◆ To do: Print the whole listing exactly.

◆ Source data:
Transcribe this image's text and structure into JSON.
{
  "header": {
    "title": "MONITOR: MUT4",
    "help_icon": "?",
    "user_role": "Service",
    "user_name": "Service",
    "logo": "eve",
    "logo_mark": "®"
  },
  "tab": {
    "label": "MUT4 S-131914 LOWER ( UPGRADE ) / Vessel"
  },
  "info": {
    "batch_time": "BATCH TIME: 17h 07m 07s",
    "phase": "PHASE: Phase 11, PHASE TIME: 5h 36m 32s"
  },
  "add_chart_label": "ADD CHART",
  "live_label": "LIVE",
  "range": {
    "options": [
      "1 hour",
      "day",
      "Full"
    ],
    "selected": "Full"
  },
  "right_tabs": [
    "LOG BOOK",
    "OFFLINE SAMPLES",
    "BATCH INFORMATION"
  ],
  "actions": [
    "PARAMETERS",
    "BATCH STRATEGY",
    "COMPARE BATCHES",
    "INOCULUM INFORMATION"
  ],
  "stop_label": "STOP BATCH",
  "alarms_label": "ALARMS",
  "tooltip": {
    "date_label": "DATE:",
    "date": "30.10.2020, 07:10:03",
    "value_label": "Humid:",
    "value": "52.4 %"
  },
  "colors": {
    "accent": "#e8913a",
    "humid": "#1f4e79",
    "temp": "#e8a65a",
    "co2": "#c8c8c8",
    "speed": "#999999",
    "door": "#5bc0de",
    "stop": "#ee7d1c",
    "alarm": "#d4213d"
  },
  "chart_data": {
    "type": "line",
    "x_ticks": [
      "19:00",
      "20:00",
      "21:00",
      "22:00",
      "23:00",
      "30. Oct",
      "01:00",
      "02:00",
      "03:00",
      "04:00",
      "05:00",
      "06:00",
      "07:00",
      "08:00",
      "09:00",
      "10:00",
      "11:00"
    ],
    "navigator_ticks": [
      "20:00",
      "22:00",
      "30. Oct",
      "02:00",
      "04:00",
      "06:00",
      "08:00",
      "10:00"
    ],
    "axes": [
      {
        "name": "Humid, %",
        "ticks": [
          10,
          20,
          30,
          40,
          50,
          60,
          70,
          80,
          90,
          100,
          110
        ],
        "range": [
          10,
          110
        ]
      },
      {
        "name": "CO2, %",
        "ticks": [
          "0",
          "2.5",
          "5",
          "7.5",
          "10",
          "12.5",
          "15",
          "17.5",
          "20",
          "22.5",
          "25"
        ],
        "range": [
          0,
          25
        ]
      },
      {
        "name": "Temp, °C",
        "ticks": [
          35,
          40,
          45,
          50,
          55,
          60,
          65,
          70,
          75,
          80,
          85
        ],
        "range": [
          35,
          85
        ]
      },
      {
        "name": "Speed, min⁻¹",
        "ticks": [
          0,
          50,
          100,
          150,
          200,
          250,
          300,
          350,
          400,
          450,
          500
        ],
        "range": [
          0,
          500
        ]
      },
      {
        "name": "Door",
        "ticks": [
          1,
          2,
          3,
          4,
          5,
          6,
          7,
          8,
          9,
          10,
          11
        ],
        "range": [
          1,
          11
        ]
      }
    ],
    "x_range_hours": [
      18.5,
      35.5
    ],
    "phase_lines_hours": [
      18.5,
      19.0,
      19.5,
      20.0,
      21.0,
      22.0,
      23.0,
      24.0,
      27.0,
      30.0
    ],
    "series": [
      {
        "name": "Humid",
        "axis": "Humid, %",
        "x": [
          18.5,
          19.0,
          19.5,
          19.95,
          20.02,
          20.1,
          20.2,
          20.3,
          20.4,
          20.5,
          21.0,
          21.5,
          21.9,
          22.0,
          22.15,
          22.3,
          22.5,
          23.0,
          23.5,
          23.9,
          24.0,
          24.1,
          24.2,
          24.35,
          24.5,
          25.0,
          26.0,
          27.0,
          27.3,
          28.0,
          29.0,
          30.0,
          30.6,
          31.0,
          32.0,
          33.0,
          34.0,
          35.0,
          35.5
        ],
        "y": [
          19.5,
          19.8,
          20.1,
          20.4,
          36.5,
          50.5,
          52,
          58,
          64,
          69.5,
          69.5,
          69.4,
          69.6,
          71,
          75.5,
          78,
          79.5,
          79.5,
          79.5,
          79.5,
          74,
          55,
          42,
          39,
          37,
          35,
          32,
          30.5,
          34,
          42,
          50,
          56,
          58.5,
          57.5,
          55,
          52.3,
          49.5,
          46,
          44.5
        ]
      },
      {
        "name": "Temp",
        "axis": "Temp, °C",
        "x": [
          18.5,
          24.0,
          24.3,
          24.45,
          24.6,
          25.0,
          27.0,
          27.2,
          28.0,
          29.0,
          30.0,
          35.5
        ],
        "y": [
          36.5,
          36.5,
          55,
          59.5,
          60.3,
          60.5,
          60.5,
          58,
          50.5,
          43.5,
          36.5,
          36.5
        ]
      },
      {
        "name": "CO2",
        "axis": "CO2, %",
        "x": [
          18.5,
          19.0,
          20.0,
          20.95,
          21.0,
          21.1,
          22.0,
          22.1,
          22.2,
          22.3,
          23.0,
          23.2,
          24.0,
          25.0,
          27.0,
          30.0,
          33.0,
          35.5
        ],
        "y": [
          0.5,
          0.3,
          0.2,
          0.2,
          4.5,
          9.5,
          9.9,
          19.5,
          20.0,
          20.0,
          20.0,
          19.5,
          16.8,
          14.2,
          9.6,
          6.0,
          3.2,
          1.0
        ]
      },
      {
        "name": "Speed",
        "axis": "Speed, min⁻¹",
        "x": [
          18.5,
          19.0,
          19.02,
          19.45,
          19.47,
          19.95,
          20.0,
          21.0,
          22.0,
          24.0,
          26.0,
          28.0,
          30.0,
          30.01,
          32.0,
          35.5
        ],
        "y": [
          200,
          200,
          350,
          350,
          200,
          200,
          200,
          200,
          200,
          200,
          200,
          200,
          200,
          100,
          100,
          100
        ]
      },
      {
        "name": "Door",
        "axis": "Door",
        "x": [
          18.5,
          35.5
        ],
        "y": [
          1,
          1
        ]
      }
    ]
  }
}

◆ Finished exercise:
Transcribe this image's text and structure into JSON.
{
  "header": {
    "title": "MONITOR: MUT4",
    "help_icon": "?",
    "user_role": "Service",
    "user_name": "Service",
    "logo": "eve",
    "logo_mark": "®"
  },
  "tab": {
    "label": "MUT4 S-131914 LOWER ( UPGRADE ) / Vessel"
  },
  "info": {
    "batch_time": "BATCH TIME: 17h 07m 07s",
    "phase": "PHASE: Phase 11, PHASE TIME: 5h 36m 32s"
  },
  "add_chart_label": "ADD CHART",
  "live_label": "LIVE",
  "range": {
    "options": [
      "1 hour",
      "day",
      "Full"
    ],
    "selected": "Full"
  },
  "right_tabs": [
    "LOG BOOK",
    "OFFLINE SAMPLES",
    "BATCH INFORMATION"
  ],
  "actions": [
    "PARAMETERS",
    "BATCH STRATEGY",
    "COMPARE BATCHES",
    "INOCULUM INFORMATION"
  ],
  "stop_label": "STOP BATCH",
  "alarms_label": "ALARMS",
  "tooltip": {
    "date_label": "DATE:",
    "date": "30.10.2020, 07:10:03",
    "value_label": "Humid:",
    "value": "52.4 %"
  },
  "colors": {
    "accent": "#e8913a",
    "humid": "#1f4e79",
    "temp": "#e8a65a",
    "co2": "#c8c8c8",
    "speed": "#999999",
    "door": "#5bc0de",
    "stop": "#ee7d1c",
    "alarm": "#d4213d"
  },
  "chart_data": {
    "type": "line",
    "x_ticks": [
      "19:00",
      "20:00",
      "21:00",
      "22:00",
      "23:00",
      "30. Oct",
      "01:00",
      "02:00",
      "03:00",
      "04:00",
      "05:00",
      "06:00",
      "07:00",
      "08:00",
      "09:00",
      "10:00",
      "11:00"
    ],
    "navigator_ticks": [
      "20:00",
      "22:00",
      "30. Oct",
      "02:00",
      "04:00",
      "06:00",
      "08:00",
      "10:00"
    ],
    "axes": [
      {
        "name": "Humid, %",
        "ticks": [
          10,
          20,
          30,
          40,
          50,
          60,
          70,
          80,
          90,
          100,
          110
        ],
        "range": [
          10,
          110
        ]
      },
      {
        "name": "CO2, %",
        "ticks": [
          "0",
          "2.5",
          "5",
          "7.5",
          "10",
          "12.5",
          "15",
          "17.5",
          "20",
          "22.5",
          "25"
        ],
        "range": [
          0,
          25
        ]
      },
      {
        "name": "Temp, °C",
        "ticks": [
          35,
          40,
          45,
          50,
          55,
          60,
          65,
          70,
          75,
          80,
          85
        ],
        "range": [
          35,
          85
        ]
      },
      {
        "name": "Speed, min⁻¹",
        "ticks": [
          0,
          50,
          100,
          150,
          200,
          250,
          300,
          350,
          400,
          450,
          500
        ],
        "range": [
          0,
          500
        ]
      },
      {
        "name": "Door",
        "ticks": [
          1,
          2,
          3,
          4,
          5,
          6,
          7,
          8,
          9,
          10,
          11
        ],
        "range": [
          1,
          11
        ]
      }
    ],
    "x_range_hours": [
      18.5,
      35.5
    ],
    "phase_lines_hours": [
      18.5,
      19.0,
      19.5,
      20.0,
      21.0,
      22.0,
      23.0,
      24.0,
      27.0,
      30.0
    ],
    "series": [
      {
        "name": "Humid",
        "axis": "Humid, %",
        "x": [
          18.5,
          19.0,
          19.5,
          19.95,
          20.02,
          20.1,
          20.2,
          20.3,
          20.4,
          20.5,
          21.0,
          21.5,
          21.9,
          22.0,
          22.15,
          22.3,
          22.5,
          23.0,
          23.5,
          23.9,
          24.0,
          24.1,
          24.2,
          24.35,
          24.5,
          25.0,
          26.0,
          27.0,
          27.3,
          28.0,
          29.0,
          30.0,
          30.6,
          31.0,
          32.0,
          33.0,
          34.0,
          35.0,
          35.5
        ],
        "y": [
          19.5,
          19.8,
          20.1,
          20.4,
          36.5,
          50.5,
          52,
          58,
          64,
          69.5,
          69.5,
          69.4,
          69.6,
          71,
          75.5,
          78,
          79.5,
          79.5,
          79.5,
          79.5,
          74,
          55,
          42,
          39,
          37,
          35,
          32,
          30.5,
          34,
          42,
          50,
          56,
          58.5,
          57.5,
          55,
          52.3,
          49.5,
          46,
          44.5
        ]
      },
      {
        "name": "Temp",
        "axis": "Temp, °C",
        "x": [
          18.5,
          24.0,
          24.3,
          24.45,
          24.6,
          25.0,
          27.0,
          27.2,
          28.0,
          29.0,
          30.0,
          35.5
        ],
        "y": [
          36.5,
          36.5,
          55,
          59.5,
          60.3,
          60.5,
          60.5,
          58,
          50.5,
          43.5,
          36.5,
          36.5
        ]
      },
      {
        "name": "CO2",
        "axis": "CO2, %",
        "x": [
          18.5,
          19.0,
          20.0,
          20.95,
          21.0,
          21.1,
          22.0,
          22.1,
          22.2,
          22.3,
          23.0,
          23.2,
          24.0,
          25.0,
          27.0,
          30.0,
          33.0,
          35.5
        ],
        "y": [
          0.5,
          0.3,
          0.2,
          0.2,
          4.5,
          9.5,
          9.9,
          19.5,
          20.0,
          20.0,
          20.0,
          19.5,
          16.8,
          14.2,
          9.6,
          6.0,
          3.2,
          1.0
        ]
      },
      {
        "name": "Speed",
        "axis": "Speed, min⁻¹",
        "x": [
          18.5,
          19.0,
          19.02,
          19.45,
          19.47,
          19.95,
          20.0,
          21.0,
          22.0,
          24.0,
          26.0,
          28.0,
          30.0,
          30.01,
          32.0,
          35.5
        ],
        "y": [
          200,
          200,
          350,
          350,
          200,
          200,
          200,
          200,
          200,
          200,
          200,
          200,
          200,
          100,
          100,
          100
        ]
      },
      {
        "name": "Door",
        "axis": "Door",
        "x": [
          18.5,
          35.5
        ],
        "y": [
          1,
          1
        ]
      }
    ]
  }
}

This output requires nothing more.